ACTIVITY: Scan the listing below for "Flükiger", then report every line that has it.

STORED DATA:
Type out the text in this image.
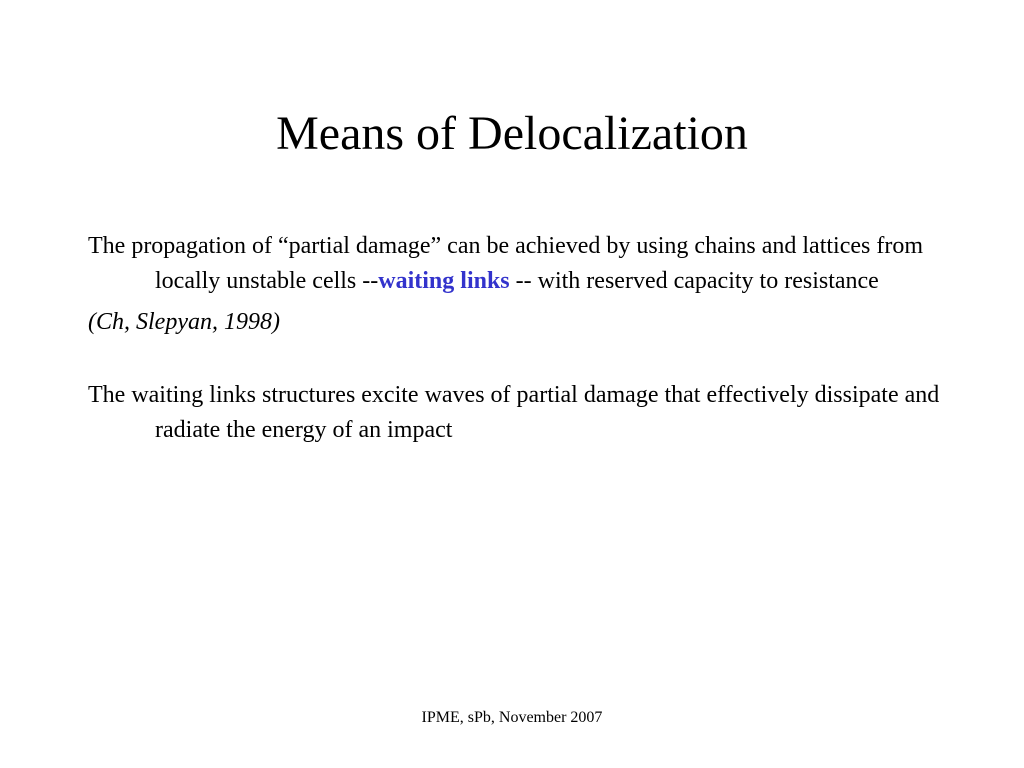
Means of Delocalization

The propagation of “partial damage” can be achieved by using chains and lattices from locally unstable cells --waiting links -- with reserved capacity to resistance

(Ch, Slepyan, 1998)

The waiting links structures excite waves of partial damage that effectively dissipate and radiate the energy of an impact

IPME, sPb, November 2007
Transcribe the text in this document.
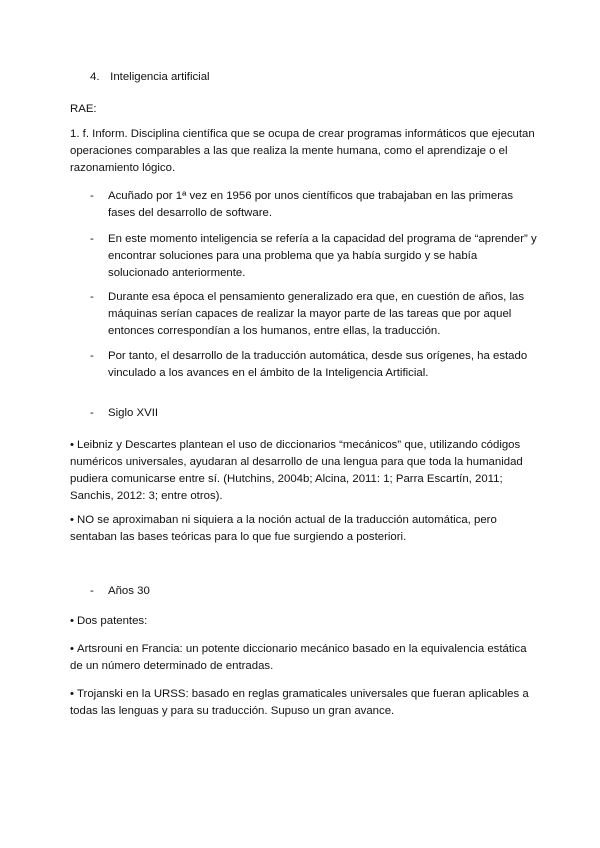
4. Inteligencia artificial
RAE:
1. f. Inform. Disciplina científica que se ocupa de crear programas informáticos que ejecutan operaciones comparables a las que realiza la mente humana, como el aprendizaje o el razonamiento lógico.
- Acuñado por 1ª vez en 1956 por unos científicos que trabajaban en las primeras fases del desarrollo de software.
- En este momento inteligencia se refería a la capacidad del programa de “aprender” y encontrar soluciones para una problema que ya había surgido y se había solucionado anteriormente.
- Durante esa época el pensamiento generalizado era que, en cuestión de años, las máquinas serían capaces de realizar la mayor parte de las tareas que por aquel entonces correspondían a los humanos, entre ellas, la traducción.
- Por tanto, el desarrollo de la traducción automática, desde sus orígenes, ha estado vinculado a los avances en el ámbito de la Inteligencia Artificial.
- Siglo XVII
• Leibniz y Descartes plantean el uso de diccionarios “mecánicos” que, utilizando códigos numéricos universales, ayudaran al desarrollo de una lengua para que toda la humanidad pudiera comunicarse entre sí. (Hutchins, 2004b; Alcina, 2011: 1; Parra Escartín, 2011; Sanchis, 2012: 3; entre otros).
• NO se aproximaban ni siquiera a la noción actual de la traducción automática, pero sentaban las bases teóricas para lo que fue surgiendo a posteriori.
- Años 30
• Dos patentes:
• Artsrouni en Francia: un potente diccionario mecánico basado en la equivalencia estática de un número determinado de entradas.
• Trojanski en la URSS: basado en reglas gramaticales universales que fueran aplicables a todas las lenguas y para su traducción. Supuso un gran avance.
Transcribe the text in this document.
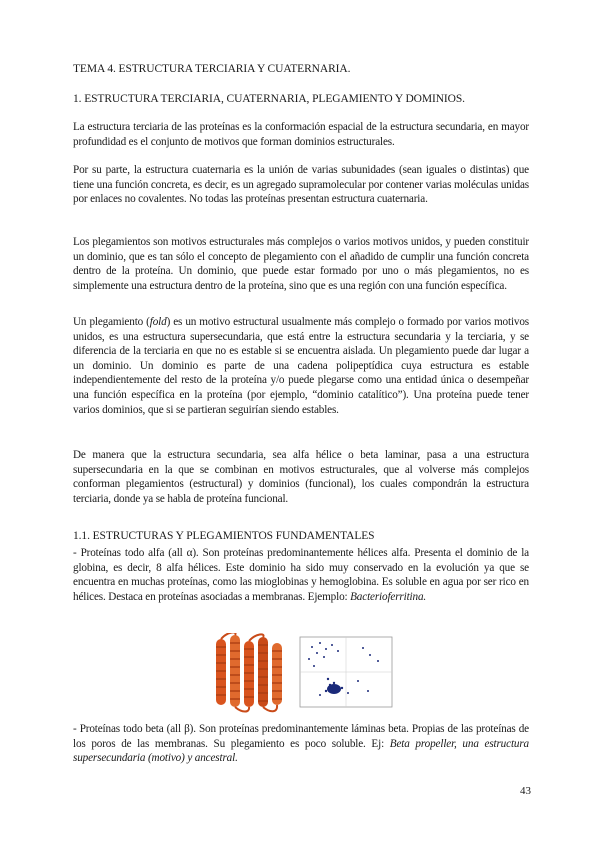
TEMA 4. ESTRUCTURA TERCIARIA Y CUATERNARIA.

1. ESTRUCTURA TERCIARIA, CUATERNARIA, PLEGAMIENTO Y DOMINIOS.

La estructura terciaria de las proteínas es la conformación espacial de la estructura secundaria, en mayor profundidad es el conjunto de motivos que forman dominios estructurales.

Por su parte, la estructura cuaternaria es la unión de varias subunidades (sean iguales o distintas) que tiene una función concreta, es decir, es un agregado supramolecular por contener varias moléculas unidas por enlaces no covalentes. No todas las proteínas presentan estructura cuaternaria.

Los plegamientos son motivos estructurales más complejos o varios motivos unidos, y pueden constituir un dominio, que es tan sólo el concepto de plegamiento con el añadido de cumplir una función concreta dentro de la proteína. Un dominio, que puede estar formado por uno o más plegamientos, no es simplemente una estructura dentro de la proteína, sino que es una región con una función específica.

Un plegamiento (fold) es un motivo estructural usualmente más complejo o formado por varios motivos unidos, es una estructura supersecundaria, que está entre la estructura secundaria y la terciaria, y se diferencia de la terciaria en que no es estable si se encuentra aislada. Un plegamiento puede dar lugar a un dominio. Un dominio es parte de una cadena polipeptídica cuya estructura es estable independientemente del resto de la proteína y/o puede plegarse como una entidad única o desempeñar una función específica en la proteína (por ejemplo, “dominio catalítico”). Una proteína puede tener varios dominios, que si se partieran seguirían siendo estables.

De manera que la estructura secundaria, sea alfa hélice o beta laminar, pasa a una estructura supersecundaria en la que se combinan en motivos estructurales, que al volverse más complejos conforman plegamientos (estructural) y dominios (funcional), los cuales compondrán la estructura terciaria, donde ya se habla de proteína funcional.

1.1. ESTRUCTURAS Y PLEGAMIENTOS FUNDAMENTALES

- Proteínas todo alfa (all α). Son proteínas predominantemente hélices alfa. Presenta el dominio de la globina, es decir, 8 alfa hélices. Este dominio ha sido muy conservado en la evolución ya que se encuentra en muchas proteínas, como las mioglobinas y hemoglobina. Es soluble en agua por ser rico en hélices. Destaca en proteínas asociadas a membranas. Ejemplo: Bacterioferritina.

- Proteínas todo beta (all β). Son proteínas predominantemente láminas beta. Propias de las proteínas de los poros de las membranas. Su plegamiento es poco soluble. Ej: Beta propeller, una estructura supersecundaria (motivo) y ancestral.

43
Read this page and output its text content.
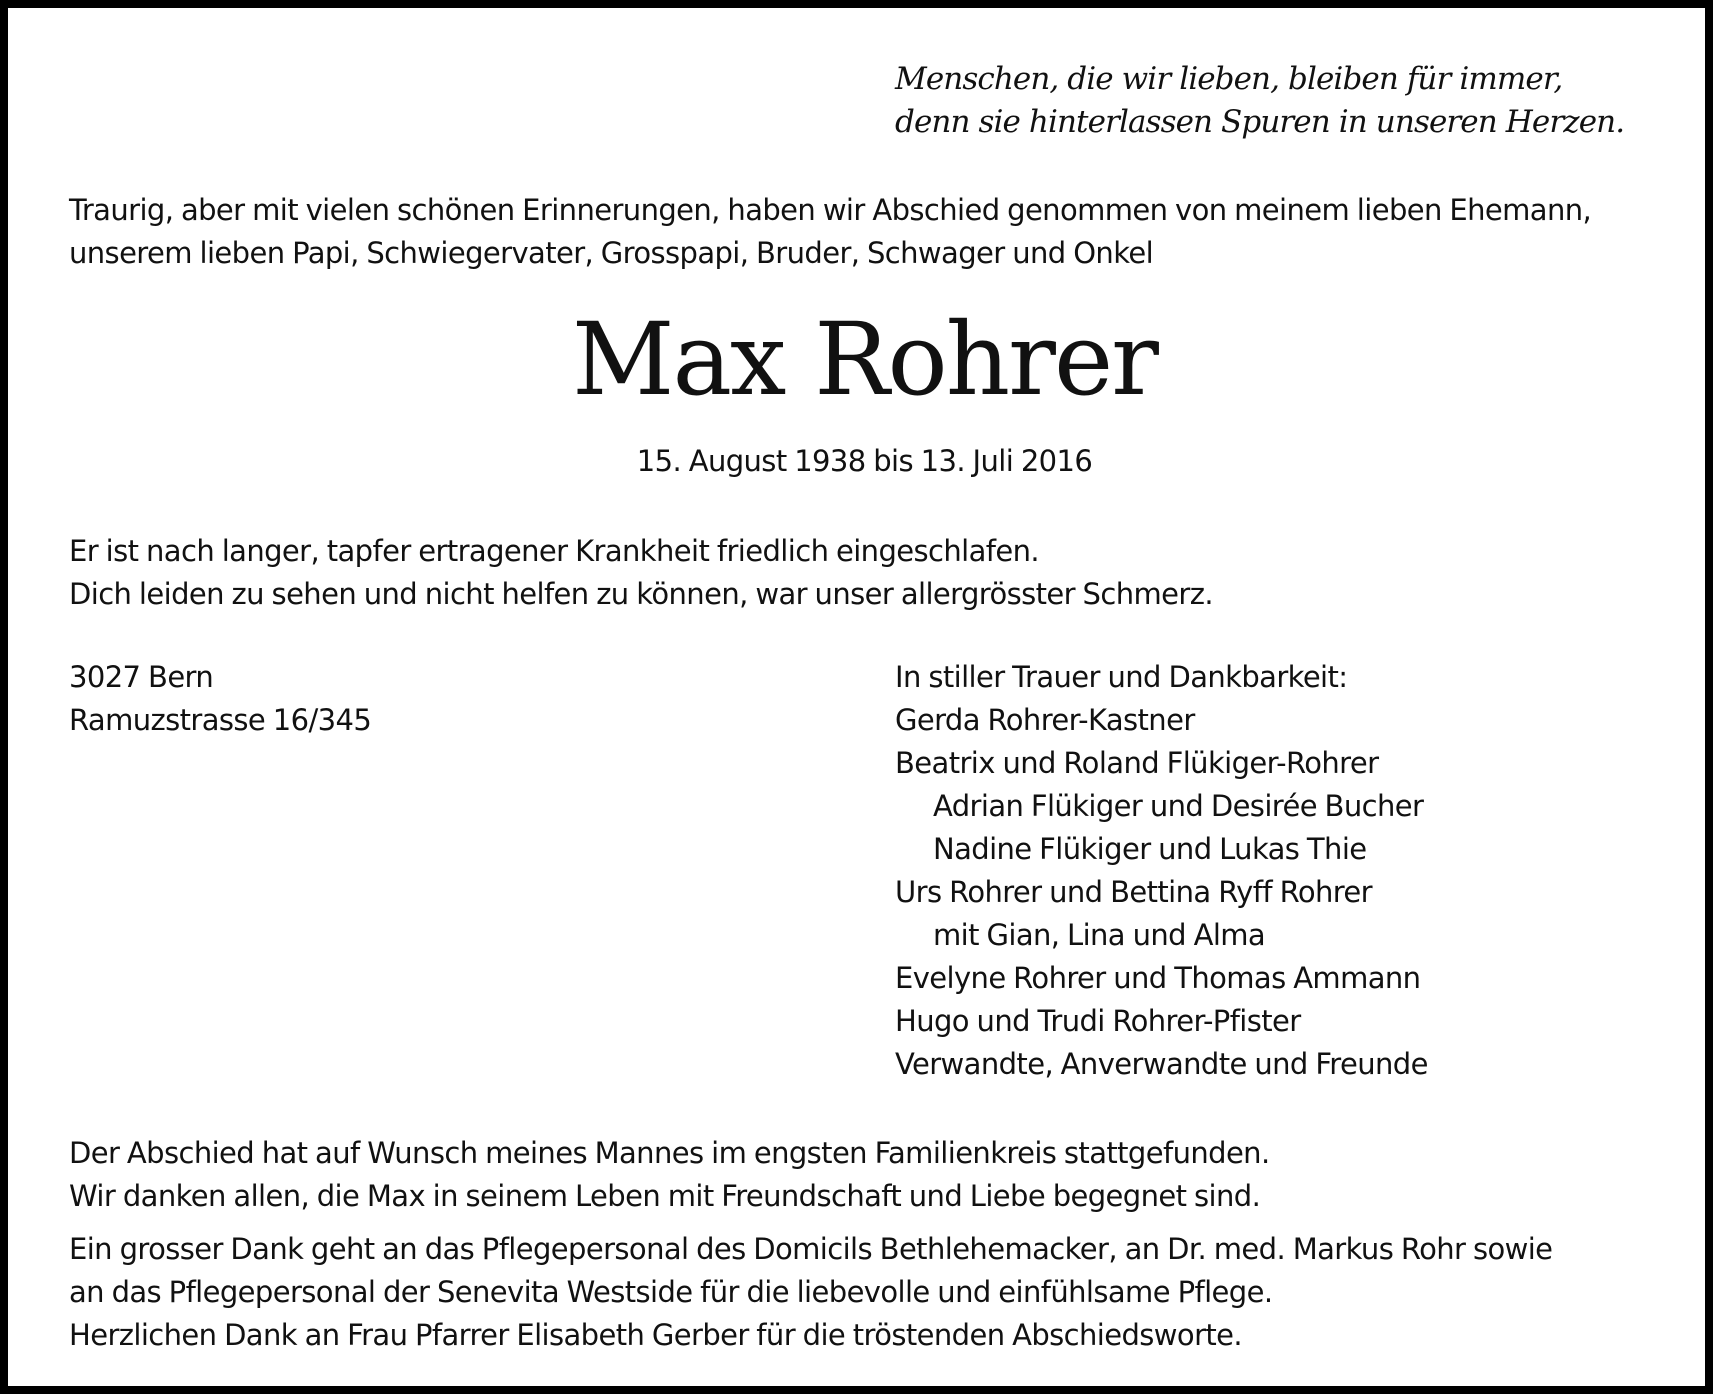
Menschen, die wir lieben, bleiben für immer,
denn sie hinterlassen Spuren in unseren Herzen.
Traurig, aber mit vielen schönen Erinnerungen, haben wir Abschied genommen von meinem lieben Ehemann,
unserem lieben Papi, Schwiegervater, Grosspapi, Bruder, Schwager und Onkel
Max Rohrer
15. August 1938 bis 13. Juli 2016
Er ist nach langer, tapfer ertragener Krankheit friedlich eingeschlafen.
Dich leiden zu sehen und nicht helfen zu können, war unser allergrösster Schmerz.
3027 Bern
Ramuzstrasse 16/345
In stiller Trauer und Dankbarkeit:
Gerda Rohrer-Kastner
Beatrix und Roland Flükiger-Rohrer
Adrian Flükiger und Desirée Bucher
Nadine Flükiger und Lukas Thie
Urs Rohrer und Bettina Ryff Rohrer
mit Gian, Lina und Alma
Evelyne Rohrer und Thomas Ammann
Hugo und Trudi Rohrer-Pfister
Verwandte, Anverwandte und Freunde
Der Abschied hat auf Wunsch meines Mannes im engsten Familienkreis stattgefunden.
Wir danken allen, die Max in seinem Leben mit Freundschaft und Liebe begegnet sind.
Ein grosser Dank geht an das Pflegepersonal des Domicils Bethlehemacker, an Dr. med. Markus Rohr sowie
an das Pflegepersonal der Senevita Westside für die liebevolle und einfühlsame Pflege.
Herzlichen Dank an Frau Pfarrer Elisabeth Gerber für die tröstenden Abschiedsworte.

SOLUTION TO THIS PROBLEM:
Beatrix und Roland Flükiger-Rohrer
Adrian Flükiger und Desirée Bucher
Nadine Flükiger und Lukas Thie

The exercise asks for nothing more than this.